▶ _Data excerpts_
===============
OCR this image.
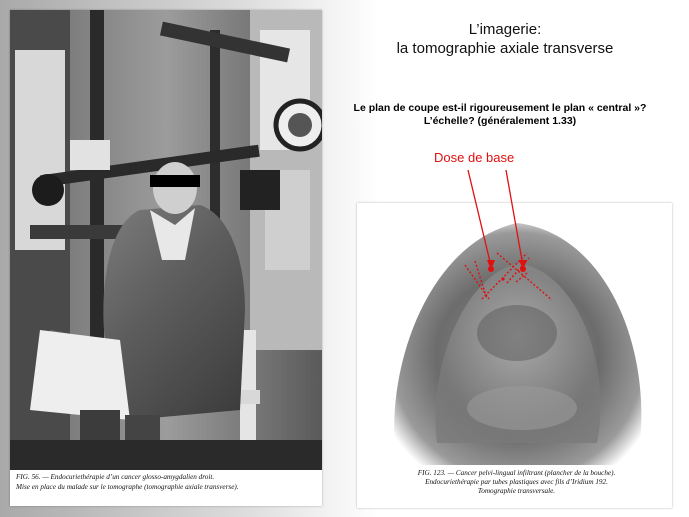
L’imagerie:
la tomographie axiale transverse
Le plan de coupe est-il rigoureusement le plan « central »?
L’échelle? (généralement 1.33)
Dose de base
FIG. 56. — Endocuriethérapie d’un cancer glosso-amygdalien droit.
Mise en place du malade sur le tomographe (tomographie axiale transverse).
FIG. 123. — Cancer pelvi-lingual infiltrant (plancher de la bouche).
Endocuriethérapie par tubes plastiques avec fils d’Iridium 192.
Tomographie transversale.
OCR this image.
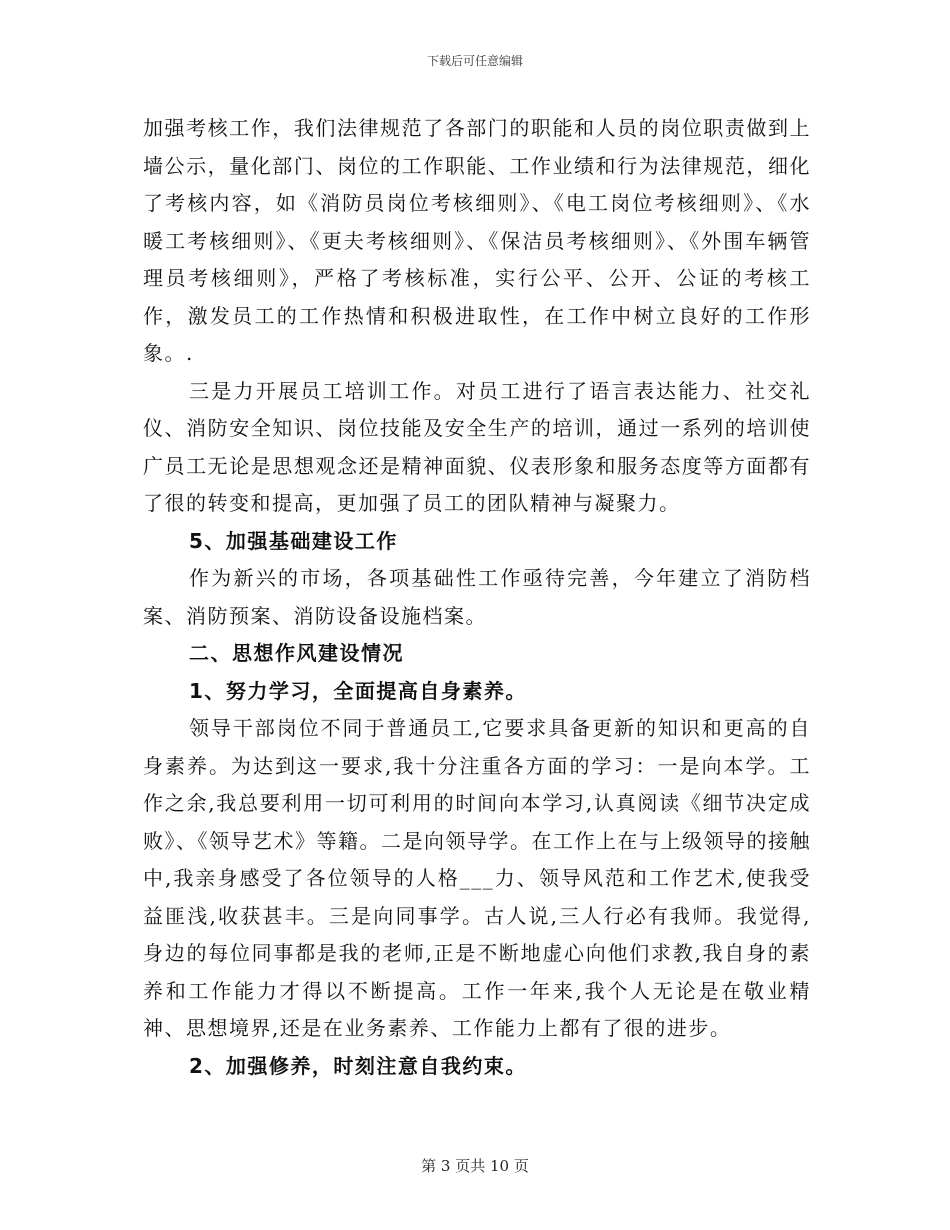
下载后可任意编辑

加强考核工作，我们法律规范了各部门的职能和人员的岗位职责做到上墙公示，量化部门、岗位的工作职能、工作业绩和行为法律规范，细化了考核内容，如《消防员岗位考核细则》、《电工岗位考核细则》、《水暖工考核细则》、《更夫考核细则》、《保洁员考核细则》、《外围车辆管理员考核细则》，严格了考核标准，实行公平、公开、公证的考核工作，激发员工的工作热情和积极进取性，在工作中树立良好的工作形象。.

三是力开展员工培训工作。对员工进行了语言表达能力、社交礼仪、消防安全知识、岗位技能及安全生产的培训，通过一系列的培训使广员工无论是思想观念还是精神面貌、仪表形象和服务态度等方面都有了很的转变和提高，更加强了员工的团队精神与凝聚力。

5、加强基础建设工作

作为新兴的市场，各项基础性工作亟待完善，今年建立了消防档案、消防预案、消防设备设施档案。

二、思想作风建设情况

1、努力学习，全面提高自身素养。

领导干部岗位不同于普通员工,它要求具备更新的知识和更高的自身素养。为达到这一要求,我十分注重各方面的学习：一是向本学。工作之余,我总要利用一切可利用的时间向本学习,认真阅读《细节决定成败》、《领导艺术》等籍。二是向领导学。在工作上在与上级领导的接触中,我亲身感受了各位领导的人格___力、领导风范和工作艺术,使我受益匪浅,收获甚丰。三是向同事学。古人说,三人行必有我师。我觉得,身边的每位同事都是我的老师,正是不断地虚心向他们求教,我自身的素养和工作能力才得以不断提高。工作一年来,我个人无论是在敬业精神、思想境界,还是在业务素养、工作能力上都有了很的进步。

2、加强修养，时刻注意自我约束。

第 3 页共 10 页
===============
▶ _Task details_
Filter the records above and return every line that holds the word "transverse".

▶ _Final result_
la tomographie axiale transverse
Mise en place du malade sur le tomographe (tomographie axiale transverse).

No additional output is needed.